*What is required*. Count every line that has "Программы" in it and give the total, nothing more.

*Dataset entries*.
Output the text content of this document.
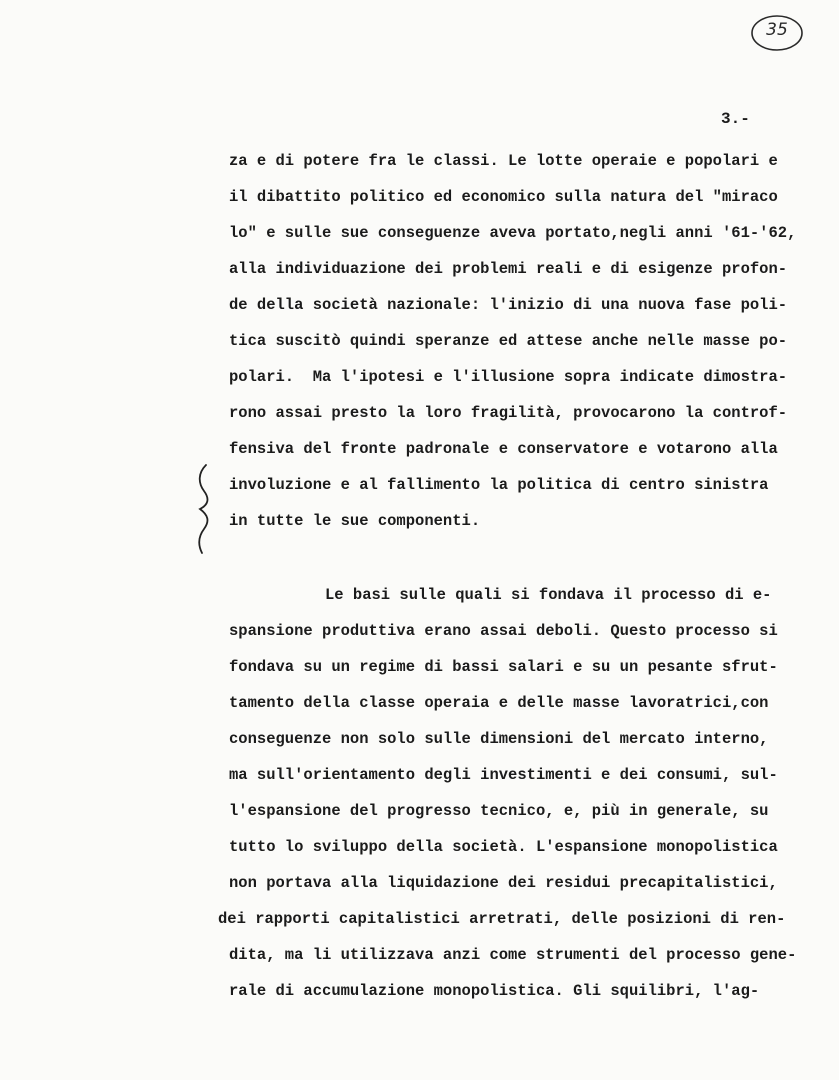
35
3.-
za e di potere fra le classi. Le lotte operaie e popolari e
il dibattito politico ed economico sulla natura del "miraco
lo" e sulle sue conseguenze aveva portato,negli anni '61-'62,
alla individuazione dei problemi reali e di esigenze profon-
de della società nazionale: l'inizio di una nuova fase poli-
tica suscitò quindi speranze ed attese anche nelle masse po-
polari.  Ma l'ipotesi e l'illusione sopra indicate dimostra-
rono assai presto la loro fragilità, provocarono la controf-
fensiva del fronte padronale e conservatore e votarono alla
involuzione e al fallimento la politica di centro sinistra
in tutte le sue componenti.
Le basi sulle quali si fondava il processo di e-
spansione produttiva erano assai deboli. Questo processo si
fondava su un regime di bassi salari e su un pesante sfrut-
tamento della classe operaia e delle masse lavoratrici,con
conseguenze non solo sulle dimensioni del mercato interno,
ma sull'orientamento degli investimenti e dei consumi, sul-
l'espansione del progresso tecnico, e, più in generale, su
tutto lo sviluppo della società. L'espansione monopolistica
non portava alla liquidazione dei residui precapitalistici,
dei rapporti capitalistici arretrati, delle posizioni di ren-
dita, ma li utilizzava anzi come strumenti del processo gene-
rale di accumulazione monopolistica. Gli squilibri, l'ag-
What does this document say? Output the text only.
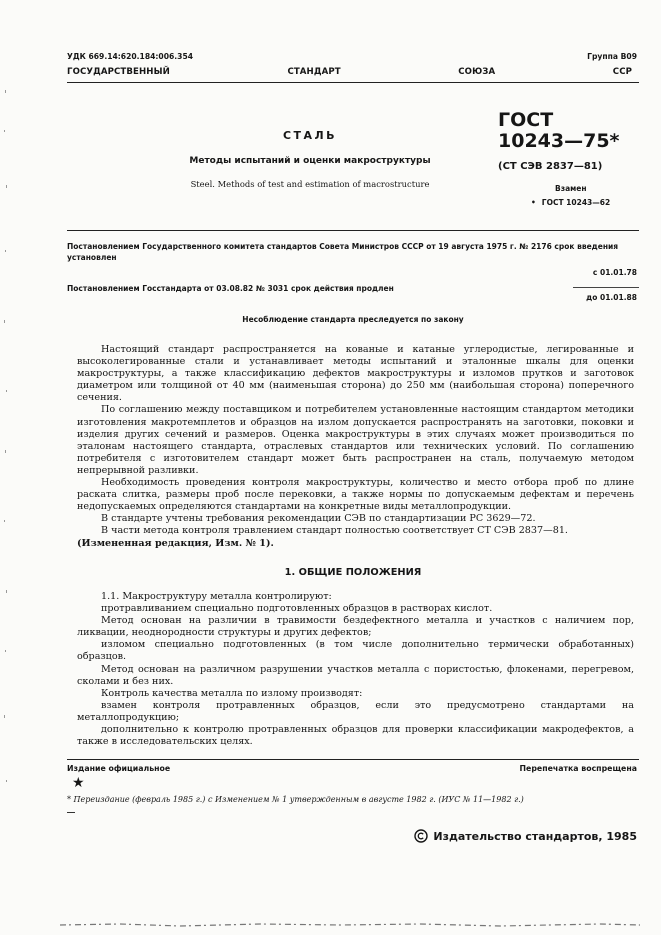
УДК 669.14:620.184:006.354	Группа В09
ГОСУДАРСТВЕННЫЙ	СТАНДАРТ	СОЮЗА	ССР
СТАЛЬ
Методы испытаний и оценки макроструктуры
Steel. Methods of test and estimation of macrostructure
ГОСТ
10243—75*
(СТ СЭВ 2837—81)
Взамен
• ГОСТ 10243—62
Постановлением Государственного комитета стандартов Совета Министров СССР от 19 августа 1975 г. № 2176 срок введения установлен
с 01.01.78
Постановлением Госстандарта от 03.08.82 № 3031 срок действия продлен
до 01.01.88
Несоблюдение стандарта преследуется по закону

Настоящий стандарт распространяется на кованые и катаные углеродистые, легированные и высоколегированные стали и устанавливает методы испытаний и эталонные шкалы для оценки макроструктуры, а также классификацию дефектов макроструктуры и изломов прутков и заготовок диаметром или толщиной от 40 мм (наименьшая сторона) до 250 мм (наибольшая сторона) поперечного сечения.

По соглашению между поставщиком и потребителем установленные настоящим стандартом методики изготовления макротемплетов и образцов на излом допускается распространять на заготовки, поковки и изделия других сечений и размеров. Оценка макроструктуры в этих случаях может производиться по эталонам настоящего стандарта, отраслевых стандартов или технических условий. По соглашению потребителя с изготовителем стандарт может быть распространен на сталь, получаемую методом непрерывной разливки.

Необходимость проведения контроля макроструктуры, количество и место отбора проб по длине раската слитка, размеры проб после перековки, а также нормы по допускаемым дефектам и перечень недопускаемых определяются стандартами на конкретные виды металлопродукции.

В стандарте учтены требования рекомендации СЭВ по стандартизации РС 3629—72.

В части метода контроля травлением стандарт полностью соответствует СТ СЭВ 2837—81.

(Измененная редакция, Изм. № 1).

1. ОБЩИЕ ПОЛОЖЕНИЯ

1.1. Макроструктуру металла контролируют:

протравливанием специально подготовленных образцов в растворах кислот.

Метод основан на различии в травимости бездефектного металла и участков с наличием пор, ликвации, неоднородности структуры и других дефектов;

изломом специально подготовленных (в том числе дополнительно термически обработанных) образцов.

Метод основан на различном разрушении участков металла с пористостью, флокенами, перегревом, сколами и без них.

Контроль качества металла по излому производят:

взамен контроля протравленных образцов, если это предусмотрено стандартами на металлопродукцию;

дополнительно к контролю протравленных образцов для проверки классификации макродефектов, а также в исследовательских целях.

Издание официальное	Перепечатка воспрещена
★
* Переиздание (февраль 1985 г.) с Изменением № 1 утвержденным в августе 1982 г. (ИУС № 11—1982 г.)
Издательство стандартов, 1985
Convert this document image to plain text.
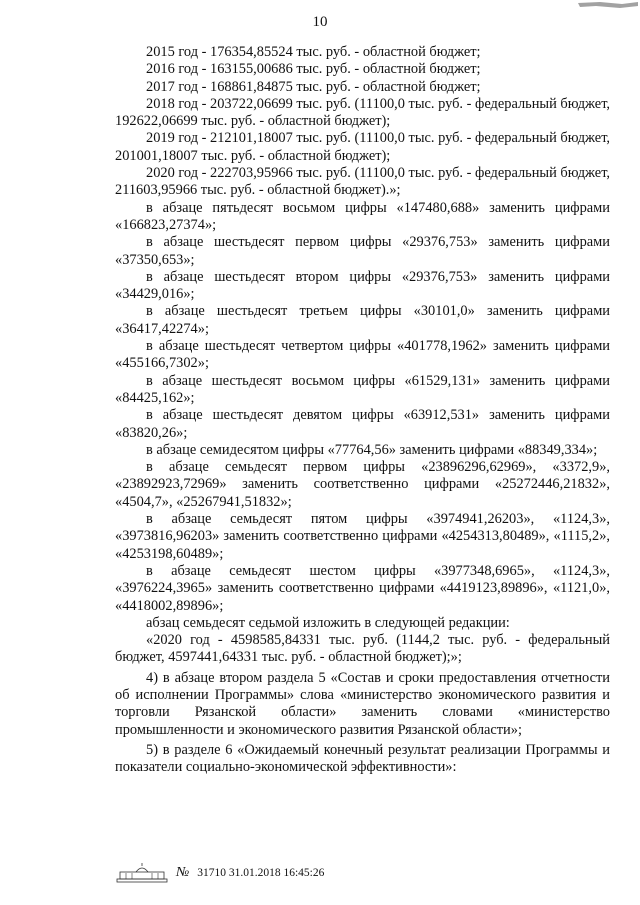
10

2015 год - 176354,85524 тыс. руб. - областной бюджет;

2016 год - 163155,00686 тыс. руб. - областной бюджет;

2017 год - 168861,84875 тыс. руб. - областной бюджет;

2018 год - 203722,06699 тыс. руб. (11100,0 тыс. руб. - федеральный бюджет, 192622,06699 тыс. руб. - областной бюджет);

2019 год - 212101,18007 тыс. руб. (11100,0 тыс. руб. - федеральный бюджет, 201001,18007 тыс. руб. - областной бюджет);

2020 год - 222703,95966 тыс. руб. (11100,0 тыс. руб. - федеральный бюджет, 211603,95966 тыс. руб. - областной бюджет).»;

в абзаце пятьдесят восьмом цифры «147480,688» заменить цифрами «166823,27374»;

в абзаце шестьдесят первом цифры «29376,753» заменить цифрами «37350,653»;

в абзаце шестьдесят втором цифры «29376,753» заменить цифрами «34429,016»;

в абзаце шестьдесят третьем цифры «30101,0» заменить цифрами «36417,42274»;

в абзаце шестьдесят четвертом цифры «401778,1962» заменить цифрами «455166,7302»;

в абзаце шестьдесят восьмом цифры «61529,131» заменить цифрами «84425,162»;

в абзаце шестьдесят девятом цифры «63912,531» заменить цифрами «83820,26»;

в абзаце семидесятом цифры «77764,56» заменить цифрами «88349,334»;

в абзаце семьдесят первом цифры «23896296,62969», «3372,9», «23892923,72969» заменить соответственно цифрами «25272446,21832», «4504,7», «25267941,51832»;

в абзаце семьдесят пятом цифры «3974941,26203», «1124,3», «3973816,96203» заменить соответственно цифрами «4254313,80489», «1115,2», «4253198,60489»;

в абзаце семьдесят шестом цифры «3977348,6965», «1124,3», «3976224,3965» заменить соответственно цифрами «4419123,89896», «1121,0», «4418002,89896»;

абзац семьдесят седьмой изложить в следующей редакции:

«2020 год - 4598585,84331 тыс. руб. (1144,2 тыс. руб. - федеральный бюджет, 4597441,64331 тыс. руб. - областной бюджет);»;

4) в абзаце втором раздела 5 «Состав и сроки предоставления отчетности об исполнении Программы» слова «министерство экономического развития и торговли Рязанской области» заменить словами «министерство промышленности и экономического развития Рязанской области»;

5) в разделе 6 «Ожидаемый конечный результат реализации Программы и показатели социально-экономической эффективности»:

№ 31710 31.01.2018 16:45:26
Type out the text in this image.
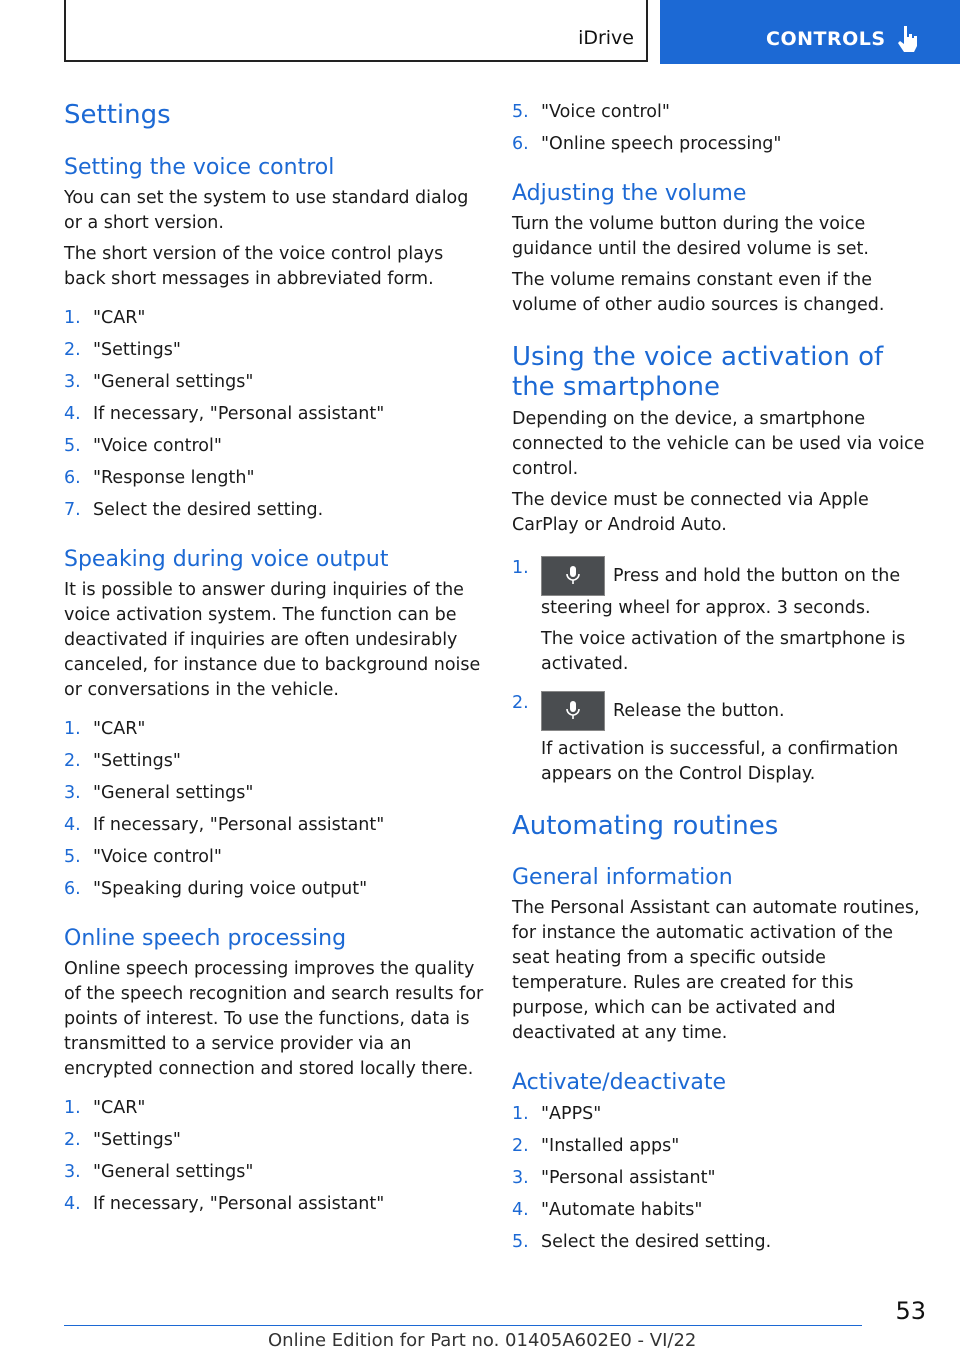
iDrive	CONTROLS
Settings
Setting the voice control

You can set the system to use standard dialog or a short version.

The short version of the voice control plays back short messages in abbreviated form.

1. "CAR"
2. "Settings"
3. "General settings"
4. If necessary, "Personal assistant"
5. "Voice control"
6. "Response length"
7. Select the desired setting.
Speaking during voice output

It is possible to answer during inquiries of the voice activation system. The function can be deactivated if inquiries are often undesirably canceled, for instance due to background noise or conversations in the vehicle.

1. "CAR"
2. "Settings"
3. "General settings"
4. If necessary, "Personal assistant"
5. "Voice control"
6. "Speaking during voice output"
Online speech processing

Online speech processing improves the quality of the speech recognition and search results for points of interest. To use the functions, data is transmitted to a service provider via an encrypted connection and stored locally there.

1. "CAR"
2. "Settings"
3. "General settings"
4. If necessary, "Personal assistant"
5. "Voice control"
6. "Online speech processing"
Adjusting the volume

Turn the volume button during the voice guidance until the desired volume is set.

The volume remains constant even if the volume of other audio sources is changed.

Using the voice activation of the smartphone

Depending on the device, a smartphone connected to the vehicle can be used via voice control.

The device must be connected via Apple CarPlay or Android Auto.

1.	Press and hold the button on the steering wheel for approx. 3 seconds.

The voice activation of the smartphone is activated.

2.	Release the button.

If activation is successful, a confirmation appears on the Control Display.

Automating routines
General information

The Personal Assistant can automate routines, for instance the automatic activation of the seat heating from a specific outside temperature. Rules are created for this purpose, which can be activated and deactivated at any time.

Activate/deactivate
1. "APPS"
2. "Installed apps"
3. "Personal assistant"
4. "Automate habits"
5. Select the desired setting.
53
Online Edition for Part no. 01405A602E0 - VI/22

*Answer*. 2